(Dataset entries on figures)
################
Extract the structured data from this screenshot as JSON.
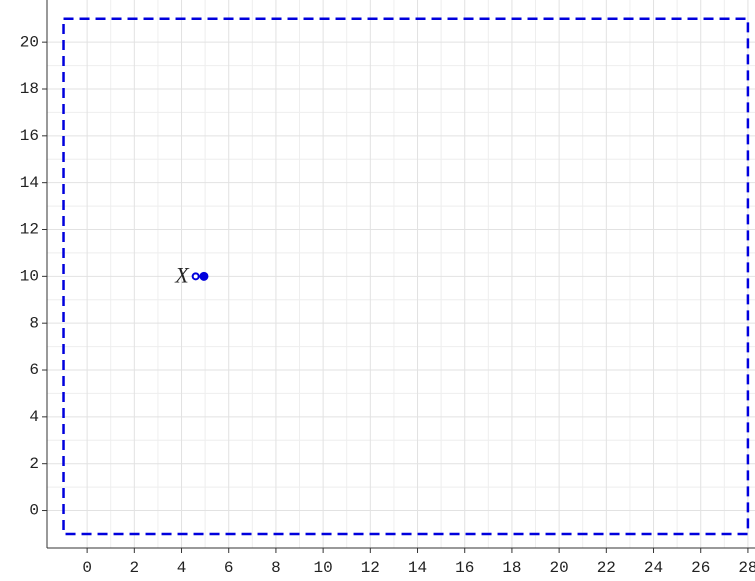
{
  "chart_data": {
    "type": "scatter",
    "xlim": [
      -1.7,
      28.3
    ],
    "ylim": [
      -1.6,
      21.8
    ],
    "xticks": [
      0,
      2,
      4,
      6,
      8,
      10,
      12,
      14,
      16,
      18,
      20,
      22,
      24,
      26,
      28
    ],
    "yticks": [
      0,
      2,
      4,
      6,
      8,
      10,
      12,
      14,
      16,
      18,
      20
    ],
    "grid": true,
    "rectangle": {
      "x": [
        -1,
        28
      ],
      "y": [
        -1,
        21
      ],
      "color": "#0000dd",
      "dashed": true
    },
    "series": [
      {
        "name": "X",
        "color": "#0000dd",
        "x": [
          4.6,
          4.95
        ],
        "values": [
          10,
          10
        ],
        "markers": [
          "open",
          "filled"
        ]
      }
    ]
  }
}
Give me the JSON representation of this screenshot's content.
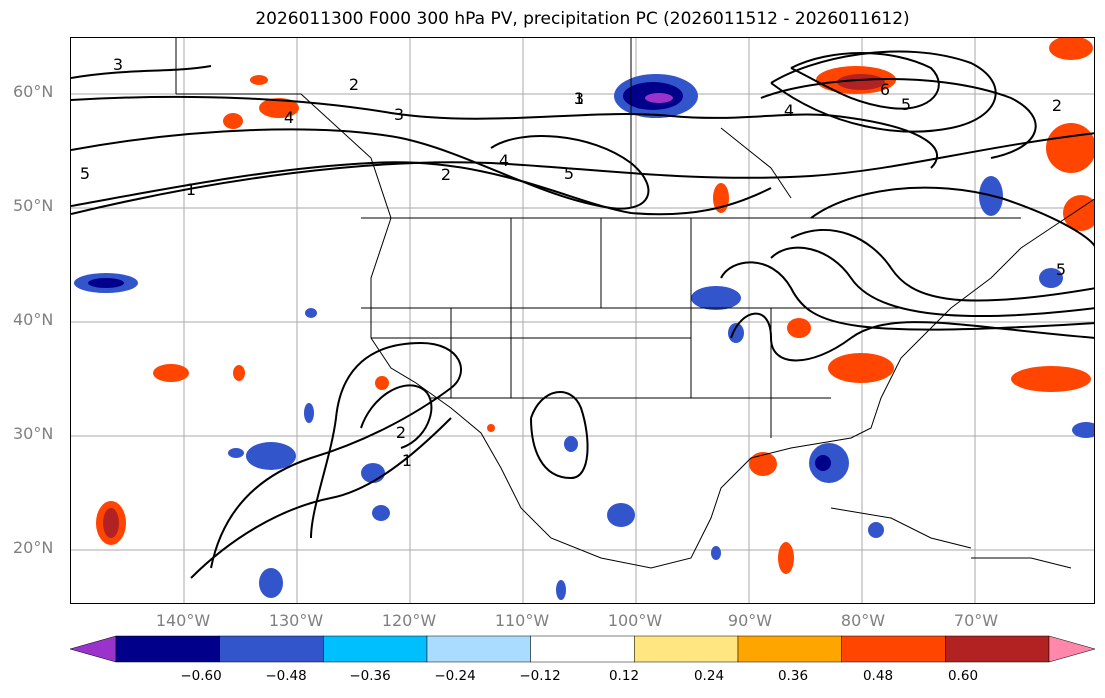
{
  "title": "2026011300 F000 300 hPa PV, precipitation PC (2026011512 - 2026011612)",
  "lat_labels": [
    "60°N",
    "50°N",
    "40°N",
    "30°N",
    "20°N"
  ],
  "lon_labels": [
    "140°W",
    "130°W",
    "120°W",
    "110°W",
    "100°W",
    "90°W",
    "80°W",
    "70°W"
  ],
  "contour_labels": [
    "3",
    "4",
    "2",
    "1",
    "3",
    "4",
    "5",
    "2",
    "5",
    "1",
    "3",
    "4",
    "5",
    "6",
    "2",
    "2",
    "1",
    "5"
  ],
  "colorbar": {
    "ticks": [
      "−0.60",
      "−0.48",
      "−0.36",
      "−0.24",
      "−0.12",
      "0.12",
      "0.24",
      "0.36",
      "0.48",
      "0.60"
    ],
    "colors": [
      "#9933cc",
      "#00008b",
      "#3355cc",
      "#00bfff",
      "#aadcff",
      "#ffffff",
      "#ffe680",
      "#ffa500",
      "#ff4500",
      "#b22222",
      "#ff88aa"
    ]
  },
  "colors": {
    "axis_label": "#808080",
    "contour": "#000000",
    "grid": "#aaaaaa"
  }
}
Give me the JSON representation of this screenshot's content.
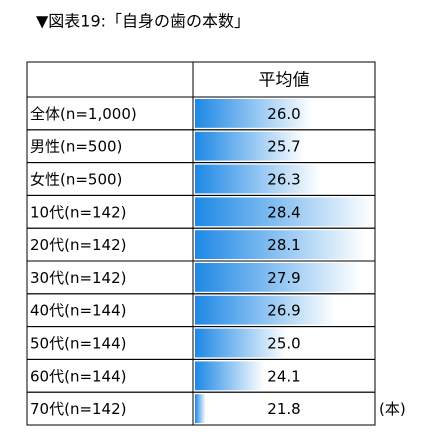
{
  "title": "▼図表19:「自身の歯の本数」",
  "table": {
    "column_header": "平均値",
    "rows": [
      [
        "全体(n=1,000)",
        "26.0"
      ],
      [
        "男性(n=500)",
        "25.7"
      ],
      [
        "女性(n=500)",
        "26.3"
      ],
      [
        "10代(n=142)",
        "28.4"
      ],
      [
        "20代(n=142)",
        "28.1"
      ],
      [
        "30代(n=142)",
        "27.9"
      ],
      [
        "40代(n=144)",
        "26.9"
      ],
      [
        "50代(n=144)",
        "25.0"
      ],
      [
        "60代(n=144)",
        "24.1"
      ],
      [
        "70代(n=142)",
        "21.8"
      ]
    ],
    "unit": "(本)",
    "bar_color": "#1e88e5"
  }
}
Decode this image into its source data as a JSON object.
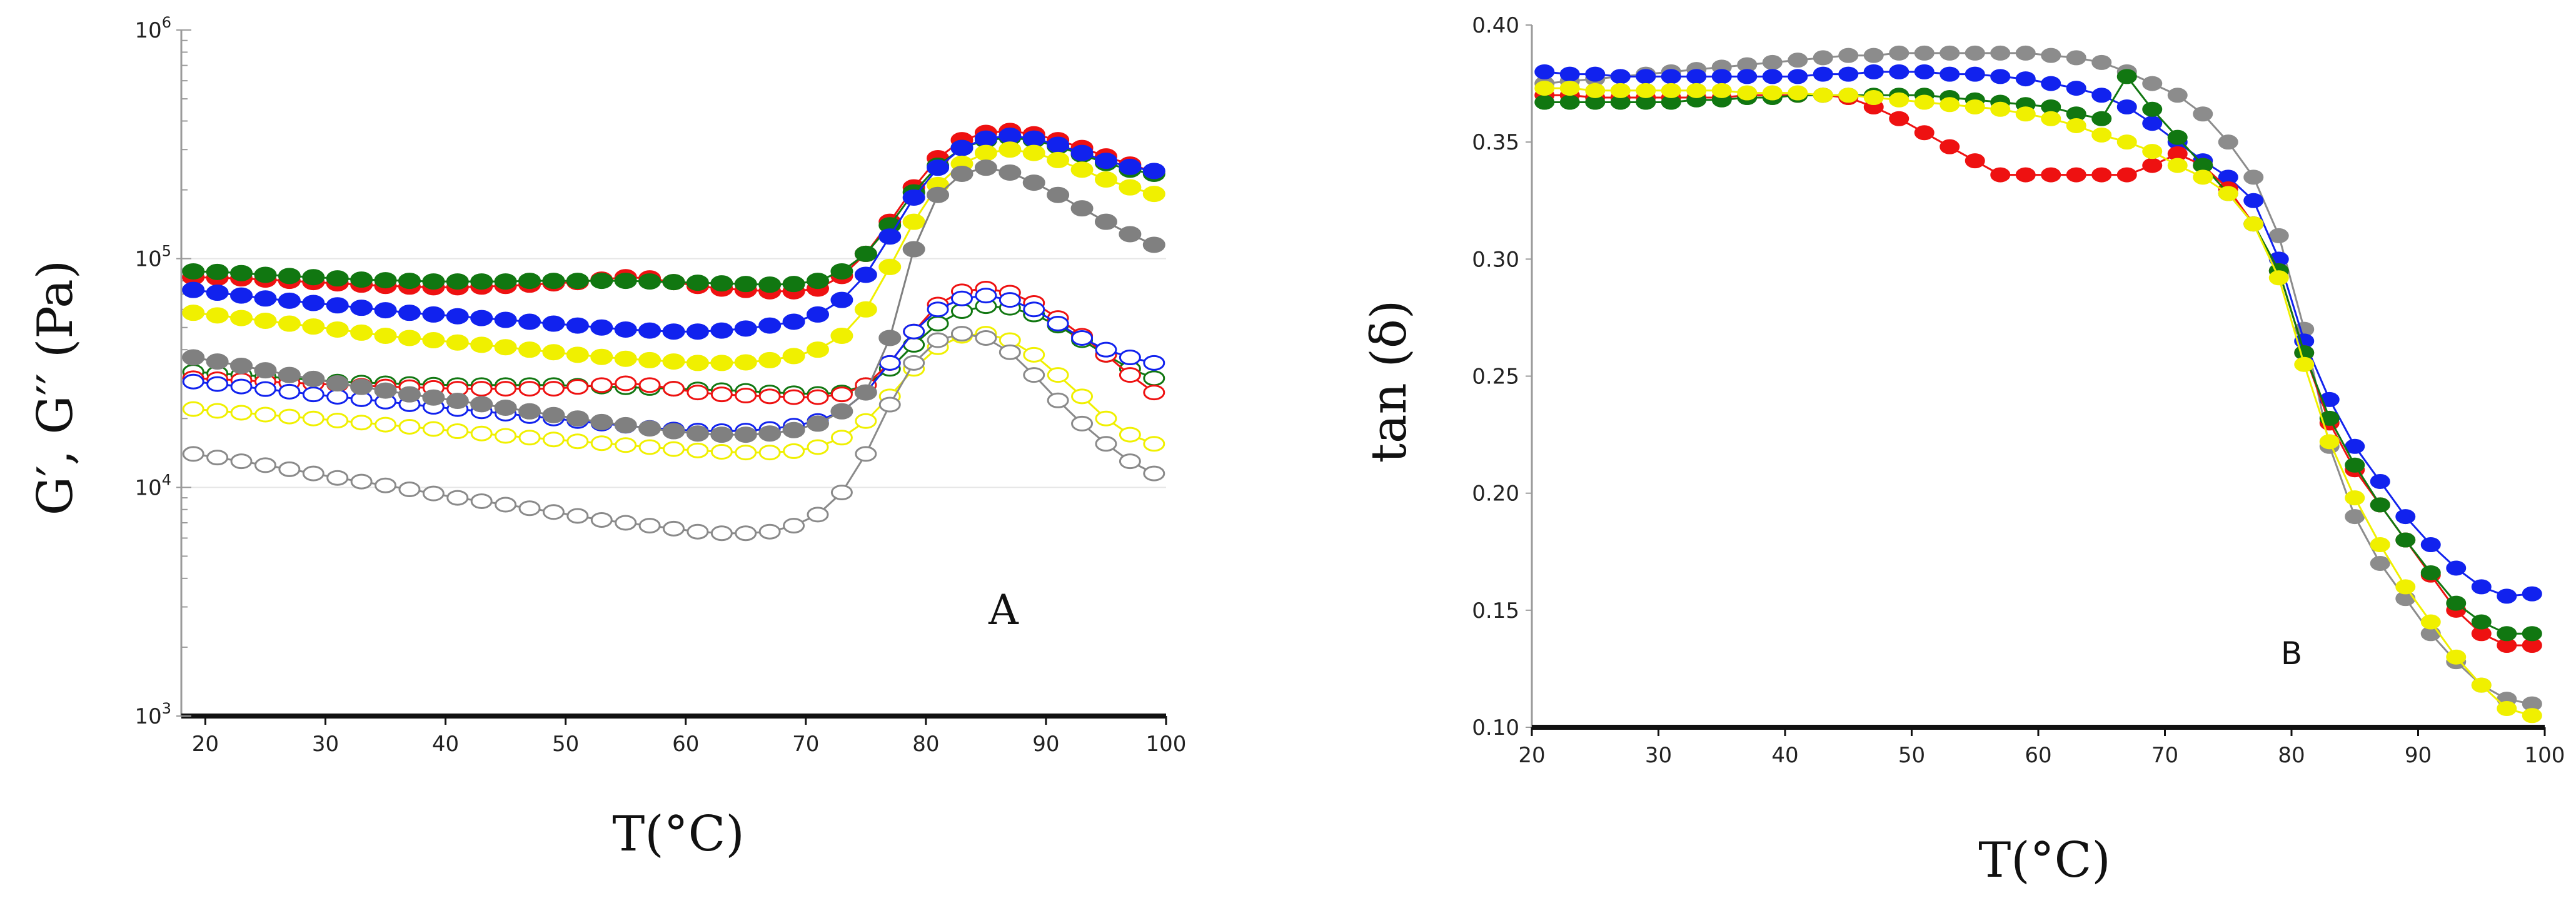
{
  "chart_data": [
    {
      "type": "scatter",
      "panel_label": "A",
      "title": "",
      "xlabel": "T(°C)",
      "ylabel": "G′, G′′ (Pa)",
      "xlim": [
        18,
        100
      ],
      "ylim": [
        1000,
        1000000
      ],
      "yscale": "log",
      "x_ticks": [
        20,
        30,
        40,
        50,
        60,
        70,
        80,
        90,
        100
      ],
      "y_ticks": [
        {
          "value": 1000,
          "base": "10",
          "exp": "3"
        },
        {
          "value": 10000,
          "base": "10",
          "exp": "4"
        },
        {
          "value": 100000,
          "base": "10",
          "exp": "5"
        },
        {
          "value": 1000000,
          "base": "10",
          "exp": "6"
        }
      ],
      "x": [
        19,
        21,
        23,
        25,
        27,
        29,
        31,
        33,
        35,
        37,
        39,
        41,
        43,
        45,
        47,
        49,
        51,
        53,
        55,
        57,
        59,
        61,
        63,
        65,
        67,
        69,
        71,
        73,
        75,
        77,
        79,
        81,
        83,
        85,
        87,
        89,
        91,
        93,
        95,
        97,
        99
      ],
      "series": [
        {
          "name": "G′ red",
          "modulus": "storage",
          "color": "#ee1111",
          "filled": true,
          "values": [
            83000,
            82500,
            82000,
            81000,
            80000,
            79000,
            78000,
            77000,
            76000,
            75500,
            75000,
            75000,
            75500,
            76000,
            77000,
            78000,
            79000,
            81000,
            83000,
            82000,
            79000,
            76000,
            74000,
            73000,
            72000,
            72000,
            74000,
            84000,
            105000,
            145000,
            205000,
            275000,
            330000,
            355000,
            362000,
            350000,
            330000,
            305000,
            280000,
            258000,
            240000
          ]
        },
        {
          "name": "G′ green",
          "modulus": "storage",
          "color": "#117711",
          "filled": true,
          "values": [
            88000,
            87500,
            86500,
            85000,
            84000,
            83000,
            82000,
            81000,
            80500,
            80000,
            79500,
            79500,
            79500,
            79500,
            80000,
            80000,
            80000,
            80000,
            80000,
            79500,
            79000,
            78500,
            78000,
            77500,
            77000,
            77500,
            80000,
            88000,
            105000,
            140000,
            195000,
            255000,
            305000,
            330000,
            338000,
            330000,
            310000,
            285000,
            262000,
            245000,
            235000
          ]
        },
        {
          "name": "G′ blue",
          "modulus": "storage",
          "color": "#1122ee",
          "filled": true,
          "values": [
            73000,
            71000,
            69000,
            67000,
            65500,
            64000,
            62500,
            61000,
            59500,
            58000,
            57000,
            56000,
            55000,
            54000,
            53000,
            52000,
            51000,
            50000,
            49000,
            48500,
            48000,
            48000,
            48500,
            49500,
            51000,
            53000,
            57000,
            66000,
            85000,
            125000,
            185000,
            250000,
            305000,
            335000,
            345000,
            335000,
            315000,
            290000,
            268000,
            252000,
            242000
          ]
        },
        {
          "name": "G′ yellow",
          "modulus": "storage",
          "color": "#f0f000",
          "filled": true,
          "values": [
            58000,
            56500,
            55000,
            53500,
            52000,
            50500,
            49000,
            47500,
            46000,
            45000,
            44000,
            43000,
            42000,
            41000,
            40000,
            39000,
            38000,
            37200,
            36500,
            36000,
            35500,
            35000,
            35000,
            35200,
            36000,
            37500,
            40000,
            46000,
            60000,
            92000,
            145000,
            210000,
            260000,
            290000,
            300000,
            290000,
            270000,
            245000,
            222000,
            205000,
            192000
          ]
        },
        {
          "name": "G′ grey",
          "modulus": "storage",
          "color": "#808080",
          "filled": true,
          "values": [
            37000,
            35500,
            34000,
            32500,
            31000,
            29800,
            28500,
            27500,
            26500,
            25500,
            24700,
            23900,
            23100,
            22300,
            21500,
            20700,
            20000,
            19300,
            18700,
            18100,
            17600,
            17200,
            17000,
            17000,
            17200,
            17800,
            19000,
            21500,
            26000,
            45000,
            110000,
            190000,
            235000,
            250000,
            238000,
            215000,
            190000,
            166000,
            145000,
            128000,
            115000
          ]
        },
        {
          "name": "G′′ green",
          "modulus": "loss",
          "color": "#117711",
          "filled": false,
          "values": [
            32000,
            31500,
            31000,
            30500,
            30000,
            29500,
            29000,
            28700,
            28500,
            28300,
            28100,
            28000,
            28000,
            28000,
            28000,
            28000,
            27800,
            27600,
            27400,
            27200,
            27000,
            26800,
            26600,
            26400,
            26000,
            25800,
            25600,
            26000,
            28000,
            33000,
            42000,
            52000,
            59000,
            62000,
            61000,
            57000,
            51000,
            44000,
            38000,
            33000,
            30000
          ]
        },
        {
          "name": "G′′ red",
          "modulus": "loss",
          "color": "#ee1111",
          "filled": false,
          "values": [
            30000,
            29700,
            29400,
            29000,
            28700,
            28400,
            28100,
            27800,
            27600,
            27400,
            27200,
            27000,
            27000,
            27000,
            27000,
            27000,
            27500,
            28000,
            28500,
            28000,
            27000,
            26000,
            25500,
            25200,
            25000,
            24800,
            24800,
            25500,
            28000,
            35000,
            48000,
            63000,
            72000,
            74000,
            71000,
            64000,
            55000,
            46000,
            38000,
            31000,
            26000
          ]
        },
        {
          "name": "G′′ blue",
          "modulus": "loss",
          "color": "#1122ee",
          "filled": false,
          "values": [
            29000,
            28300,
            27600,
            26900,
            26200,
            25500,
            24900,
            24300,
            23700,
            23100,
            22500,
            22000,
            21500,
            21000,
            20500,
            20000,
            19500,
            19000,
            18600,
            18200,
            17900,
            17700,
            17600,
            17700,
            18000,
            18600,
            19500,
            21500,
            26000,
            35000,
            48000,
            60000,
            67000,
            69000,
            66000,
            60000,
            52000,
            45000,
            40000,
            37000,
            35000
          ]
        },
        {
          "name": "G′′ yellow",
          "modulus": "loss",
          "color": "#f0f000",
          "filled": false,
          "values": [
            22000,
            21600,
            21200,
            20800,
            20400,
            20000,
            19600,
            19200,
            18800,
            18400,
            18000,
            17600,
            17200,
            16800,
            16500,
            16200,
            15900,
            15600,
            15300,
            15000,
            14700,
            14500,
            14300,
            14200,
            14200,
            14400,
            15000,
            16500,
            19500,
            25000,
            33000,
            41000,
            46000,
            47000,
            44000,
            38000,
            31000,
            25000,
            20000,
            17000,
            15500
          ]
        },
        {
          "name": "G′′ grey",
          "modulus": "loss",
          "color": "#8a8a8a",
          "filled": false,
          "values": [
            14000,
            13500,
            13000,
            12500,
            12000,
            11500,
            11000,
            10600,
            10200,
            9800,
            9400,
            9000,
            8700,
            8400,
            8100,
            7800,
            7500,
            7200,
            7000,
            6800,
            6600,
            6400,
            6300,
            6300,
            6400,
            6800,
            7600,
            9500,
            14000,
            23000,
            35000,
            44000,
            47000,
            45000,
            39000,
            31000,
            24000,
            19000,
            15500,
            13000,
            11500
          ]
        }
      ]
    },
    {
      "type": "line",
      "panel_label": "B",
      "title": "",
      "xlabel": "T(°C)",
      "ylabel": "tan (δ)",
      "xlim": [
        20,
        100
      ],
      "ylim": [
        0.1,
        0.4
      ],
      "x_ticks": [
        20,
        30,
        40,
        50,
        60,
        70,
        80,
        90,
        100
      ],
      "y_ticks": [
        "0.10",
        "0.15",
        "0.20",
        "0.25",
        "0.30",
        "0.35",
        "0.40"
      ],
      "x": [
        21,
        23,
        25,
        27,
        29,
        31,
        33,
        35,
        37,
        39,
        41,
        43,
        45,
        47,
        49,
        51,
        53,
        55,
        57,
        59,
        61,
        63,
        65,
        67,
        69,
        71,
        73,
        75,
        77,
        79,
        81,
        83,
        85,
        87,
        89,
        91,
        93,
        95,
        97,
        99
      ],
      "series": [
        {
          "name": "grey",
          "color": "#8c8c8c",
          "values": [
            0.375,
            0.376,
            0.377,
            0.378,
            0.379,
            0.38,
            0.381,
            0.382,
            0.383,
            0.384,
            0.385,
            0.386,
            0.387,
            0.387,
            0.388,
            0.388,
            0.388,
            0.388,
            0.388,
            0.388,
            0.387,
            0.386,
            0.384,
            0.38,
            0.375,
            0.37,
            0.362,
            0.35,
            0.335,
            0.31,
            0.27,
            0.22,
            0.19,
            0.17,
            0.155,
            0.14,
            0.128,
            0.118,
            0.112,
            0.11
          ]
        },
        {
          "name": "blue",
          "color": "#1122ee",
          "values": [
            0.38,
            0.379,
            0.379,
            0.378,
            0.378,
            0.378,
            0.378,
            0.378,
            0.378,
            0.378,
            0.378,
            0.379,
            0.379,
            0.38,
            0.38,
            0.38,
            0.379,
            0.379,
            0.378,
            0.377,
            0.375,
            0.373,
            0.37,
            0.365,
            0.358,
            0.35,
            0.342,
            0.335,
            0.325,
            0.3,
            0.265,
            0.24,
            0.22,
            0.205,
            0.19,
            0.178,
            0.168,
            0.16,
            0.156,
            0.157
          ]
        },
        {
          "name": "red",
          "color": "#ee1111",
          "values": [
            0.37,
            0.37,
            0.369,
            0.369,
            0.369,
            0.369,
            0.369,
            0.369,
            0.37,
            0.37,
            0.37,
            0.37,
            0.369,
            0.365,
            0.36,
            0.354,
            0.348,
            0.342,
            0.336,
            0.336,
            0.336,
            0.336,
            0.336,
            0.336,
            0.34,
            0.345,
            0.34,
            0.33,
            0.315,
            0.295,
            0.26,
            0.23,
            0.21,
            0.195,
            0.18,
            0.165,
            0.15,
            0.14,
            0.135,
            0.135
          ]
        },
        {
          "name": "green",
          "color": "#117711",
          "values": [
            0.367,
            0.367,
            0.367,
            0.367,
            0.367,
            0.367,
            0.368,
            0.368,
            0.369,
            0.369,
            0.37,
            0.37,
            0.37,
            0.37,
            0.37,
            0.37,
            0.369,
            0.368,
            0.367,
            0.366,
            0.365,
            0.362,
            0.36,
            0.378,
            0.364,
            0.352,
            0.34,
            0.328,
            0.315,
            0.295,
            0.26,
            0.232,
            0.212,
            0.195,
            0.18,
            0.166,
            0.153,
            0.145,
            0.14,
            0.14
          ]
        },
        {
          "name": "yellow",
          "color": "#f0f000",
          "values": [
            0.373,
            0.373,
            0.372,
            0.372,
            0.372,
            0.372,
            0.372,
            0.372,
            0.371,
            0.371,
            0.371,
            0.37,
            0.37,
            0.369,
            0.368,
            0.367,
            0.366,
            0.365,
            0.364,
            0.362,
            0.36,
            0.357,
            0.353,
            0.35,
            0.346,
            0.34,
            0.335,
            0.328,
            0.315,
            0.292,
            0.255,
            0.222,
            0.198,
            0.178,
            0.16,
            0.145,
            0.13,
            0.118,
            0.108,
            0.105
          ]
        }
      ]
    }
  ]
}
################
WHAT IS NEEDED:
Look through the data above. Find each line with the string "title" and copy it.

OUTPUT FOR THIS EXERCISE:
  "title": "2026011300 F000 300 hPa PV, precipitation PC (2026011512 - 2026011612)",
  "title": "▼図表19:「自身の歯の本数」",
      "title": "",
      "title": "",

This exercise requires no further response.